» Request
Please reproduce every row below word for word, leaving out the pictures.

▽

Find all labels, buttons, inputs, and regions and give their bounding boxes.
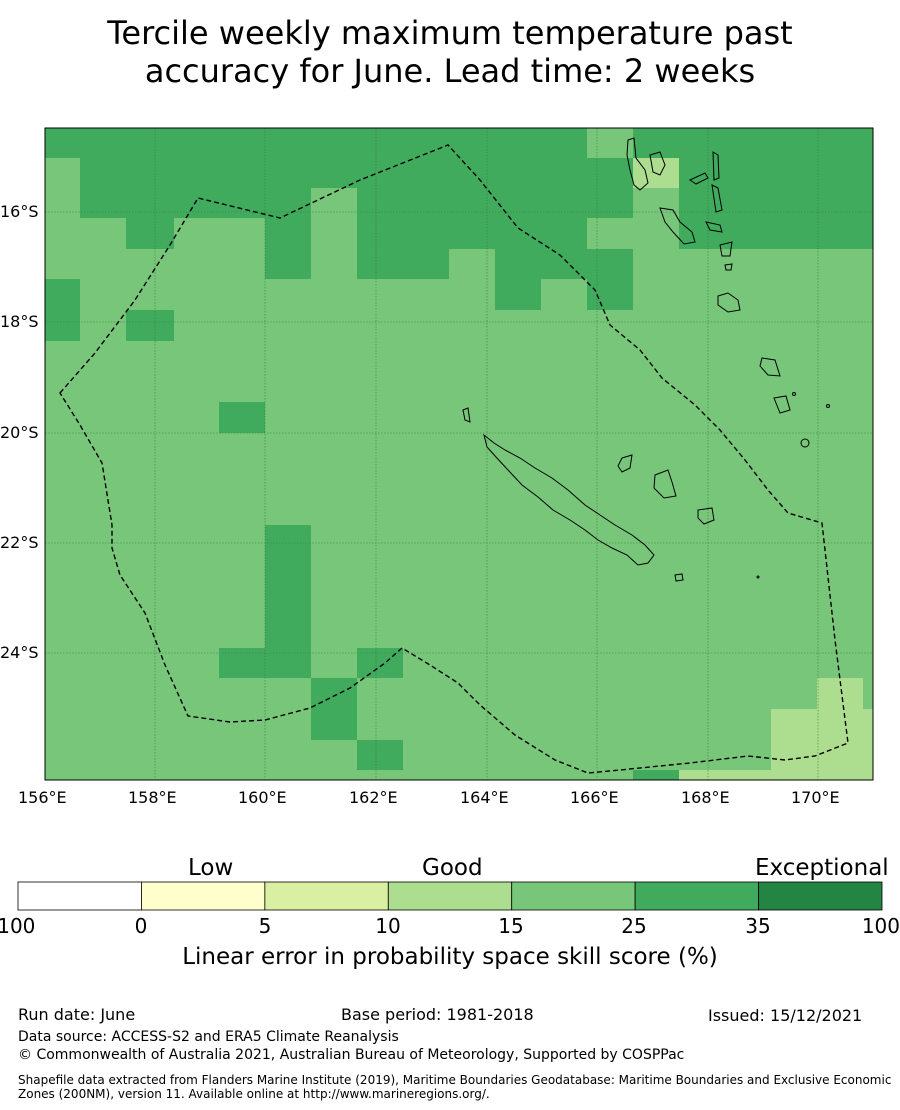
high-cell (126, 310, 174, 341)
mid-cell (771, 709, 873, 780)
lat-label: 16°S (0, 202, 39, 221)
new-caledonia-island (483, 433, 655, 566)
island (711, 184, 723, 213)
mid-skill-cells (633, 158, 873, 780)
high-cell (633, 770, 679, 780)
category-good: Good (422, 855, 483, 881)
high-cell (357, 648, 403, 678)
run-date: Run date: June (18, 1005, 136, 1024)
map-title: Tercile weekly maximum temperature past … (0, 14, 900, 90)
high-cell (265, 525, 311, 678)
base-cell (45, 158, 80, 218)
colorbar (17, 881, 883, 911)
island (756, 575, 760, 579)
mid-cell (679, 770, 771, 780)
shapefile-credit-line-2: Zones (200NM), version 11. Available onl… (18, 1087, 490, 1101)
lon-label: 168°E (681, 788, 730, 807)
base-period: Base period: 1981-2018 (341, 1005, 534, 1024)
eez-boundary (59, 144, 849, 774)
island (649, 151, 666, 176)
colorbar-tick: 25 (621, 914, 647, 938)
island (697, 507, 715, 525)
vanuatu-islands (626, 137, 830, 414)
island (653, 469, 677, 499)
lon-label: 160°E (238, 788, 287, 807)
shapefile-credit-line-1: Shapefile data extracted from Flanders M… (18, 1073, 892, 1087)
high-cell (357, 740, 403, 770)
map-frame (44, 127, 874, 781)
colorbar-label: Linear error in probability space skill … (182, 944, 718, 970)
base-cell (587, 128, 633, 158)
lat-label: 24°S (0, 643, 39, 662)
colorbar-tick: 35 (745, 914, 771, 938)
shapefile-credit: Shapefile data extracted from Flanders M… (18, 1073, 898, 1101)
high-cell (219, 402, 265, 433)
high-cell (541, 249, 633, 279)
colorbar-tick: 15 (498, 914, 524, 938)
high-cell (45, 128, 587, 158)
high-cell (449, 218, 587, 249)
data-source: Data source: ACCESS-S2 and ERA5 Climate … (18, 1029, 399, 1045)
high-cell (587, 158, 633, 218)
island (759, 357, 781, 377)
island (462, 407, 471, 423)
island (705, 221, 723, 233)
colorbar-swatch (511, 881, 636, 911)
category-low: Low (188, 855, 234, 881)
island (659, 207, 696, 245)
base-cell (311, 188, 357, 279)
island (712, 151, 720, 181)
lon-label: 156°E (18, 788, 67, 807)
island (826, 404, 830, 408)
lon-label: 158°E (128, 788, 177, 807)
issued-date: Issued: 15/12/2021 (708, 1006, 863, 1025)
lat-label: 18°S (0, 312, 39, 331)
high-cell (45, 279, 80, 341)
island (719, 241, 733, 257)
high-cell (219, 648, 265, 678)
high-cell (265, 218, 311, 279)
island (674, 573, 684, 582)
title-line-1: Tercile weekly maximum temperature past (107, 14, 793, 52)
colorbar-tick: -100 (0, 914, 36, 938)
island (792, 392, 796, 396)
island (617, 454, 633, 473)
title-line-2: accuracy for June. Lead time: 2 weeks (144, 52, 756, 90)
copyright: © Commonwealth of Australia 2021, Austra… (18, 1047, 685, 1063)
high-cell (587, 279, 633, 310)
colorbar-tick: 5 (258, 914, 272, 938)
high-cell (357, 218, 449, 279)
island (626, 137, 649, 191)
small-islands (462, 407, 810, 582)
lon-label: 162°E (349, 788, 398, 807)
island (773, 395, 791, 414)
lon-label: 170°E (791, 788, 840, 807)
high-cell (633, 128, 873, 158)
colorbar-swatch (758, 881, 883, 911)
colorbar-swatch (387, 881, 513, 911)
colorbar-tick: 100 (861, 914, 900, 938)
island (724, 263, 733, 271)
island (717, 292, 741, 313)
island (800, 438, 810, 448)
colorbar-swatch (17, 881, 142, 911)
colorbar-tick: 10 (375, 914, 401, 938)
colorbar-swatch (264, 881, 389, 911)
lat-label: 20°S (0, 423, 39, 442)
colorbar-tick: 0 (134, 914, 148, 938)
colorbar-swatch (141, 881, 266, 911)
high-cell (126, 218, 174, 249)
gridlines (45, 128, 873, 780)
lat-label: 22°S (0, 533, 39, 552)
high-cell (495, 249, 541, 310)
island (688, 172, 709, 185)
lon-label: 164°E (460, 788, 509, 807)
high-cell (679, 158, 873, 249)
base-skill-cells (45, 128, 633, 279)
lon-label: 166°E (570, 788, 619, 807)
category-exceptional: Exceptional (755, 855, 889, 881)
colorbar-swatch (634, 881, 759, 911)
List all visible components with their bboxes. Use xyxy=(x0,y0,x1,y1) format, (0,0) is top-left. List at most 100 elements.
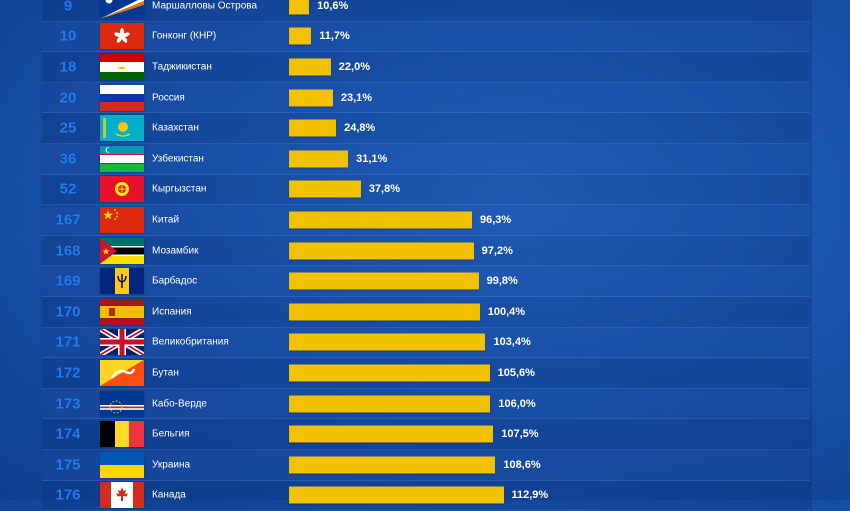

△

» Result of the exercise
Find all labels, buttons, inputs, and regions and give their bounding boxes.
high-cell (126, 310, 174, 341)
mid-cell (771, 709, 873, 780)
lat-label: 16°S (0, 202, 39, 221)
new-caledonia-island (483, 433, 655, 566)
island (711, 184, 723, 213)
mid-skill-cells (633, 158, 873, 780)
high-cell (633, 770, 679, 780)
category-good: Good (422, 855, 483, 881)
high-cell (357, 648, 403, 678)
run-date: Run date: June (18, 1005, 136, 1024)
map-title: Tercile weekly maximum temperature past … (0, 14, 900, 90)
high-cell (265, 525, 311, 678)
base-cell (45, 158, 80, 218)
colorbar (17, 881, 883, 911)
island (756, 575, 760, 579)
mid-cell (679, 770, 771, 780)
shapefile-credit-line-2: Zones (200NM), version 11. Available onl… (18, 1087, 490, 1101)
lon-label: 168°E (681, 788, 730, 807)
base-period: Base period: 1981-2018 (341, 1005, 534, 1024)
eez-boundary (59, 144, 849, 774)
island (649, 151, 666, 176)
colorbar-tick: 25 (621, 914, 647, 938)
island (697, 507, 715, 525)
vanuatu-islands (626, 137, 830, 414)
island (653, 469, 677, 499)
lon-label: 160°E (238, 788, 287, 807)
shapefile-credit-line-1: Shapefile data extracted from Flanders M… (18, 1073, 892, 1087)
high-cell (357, 740, 403, 770)
map-frame (44, 127, 874, 781)
colorbar-label: Linear error in probability space skill … (182, 944, 718, 970)
base-cell (587, 128, 633, 158)
lat-label: 24°S (0, 643, 39, 662)
colorbar-tick: 35 (745, 914, 771, 938)
shapefile-credit: Shapefile data extracted from Flanders M… (18, 1073, 898, 1101)
high-cell (219, 402, 265, 433)
high-cell (541, 249, 633, 279)
colorbar-tick: 15 (498, 914, 524, 938)
high-cell (45, 128, 587, 158)
high-cell (449, 218, 587, 249)
data-source: Data source: ACCESS-S2 and ERA5 Climate … (18, 1029, 399, 1045)
high-cell (587, 158, 633, 218)
island (759, 357, 781, 377)
island (462, 407, 471, 423)
island (705, 221, 723, 233)
colorbar-swatch (511, 881, 636, 911)
category-low: Low (188, 855, 234, 881)
island (659, 207, 696, 245)
base-cell (311, 188, 357, 279)
island (712, 151, 720, 181)
lon-label: 156°E (18, 788, 67, 807)
island (826, 404, 830, 408)
lon-label: 158°E (128, 788, 177, 807)
issued-date: Issued: 15/12/2021 (708, 1006, 863, 1025)
lat-label: 18°S (0, 312, 39, 331)
high-cell (45, 279, 80, 341)
island (719, 241, 733, 257)
high-cell (219, 648, 265, 678)
high-cell (265, 218, 311, 279)
island (674, 573, 684, 582)
title-line-1: Tercile weekly maximum temperature past (107, 14, 793, 52)
colorbar-tick: -100 (0, 914, 36, 938)
island (792, 392, 796, 396)
island (617, 454, 633, 473)
title-line-2: accuracy for June. Lead time: 2 weeks (144, 52, 756, 90)
copyright: © Commonwealth of Australia 2021, Austra… (18, 1047, 685, 1063)
high-cell (587, 279, 633, 310)
colorbar-tick: 5 (258, 914, 272, 938)
high-cell (357, 218, 449, 279)
island (626, 137, 649, 191)
small-islands (462, 407, 810, 582)
lon-label: 162°E (349, 788, 398, 807)
island (773, 395, 791, 414)
lon-label: 170°E (791, 788, 840, 807)
high-cell (633, 128, 873, 158)
colorbar-swatch (758, 881, 883, 911)
colorbar-swatch (387, 881, 513, 911)
colorbar-tick: 100 (861, 914, 900, 938)
island (724, 263, 733, 271)
island (717, 292, 741, 313)
island (800, 438, 810, 448)
colorbar-swatch (17, 881, 142, 911)
colorbar-tick: 10 (375, 914, 401, 938)
colorbar-swatch (264, 881, 389, 911)
lat-label: 20°S (0, 423, 39, 442)
colorbar-tick: 0 (134, 914, 148, 938)
colorbar-swatch (141, 881, 266, 911)
high-cell (126, 218, 174, 249)
gridlines (45, 128, 873, 780)
lat-label: 22°S (0, 533, 39, 552)
high-cell (495, 249, 541, 310)
island (688, 172, 709, 185)
lon-label: 164°E (460, 788, 509, 807)
high-cell (679, 158, 873, 249)
base-skill-cells (45, 128, 633, 279)
lon-label: 166°E (570, 788, 619, 807)
category-exceptional: Exceptional (755, 855, 889, 881)
colorbar-swatch (634, 881, 759, 911)
List all visible components with their bboxes. Use xyxy=(x0,y0,x1,y1) format, (0,0) is top-left. List at most 100 elements.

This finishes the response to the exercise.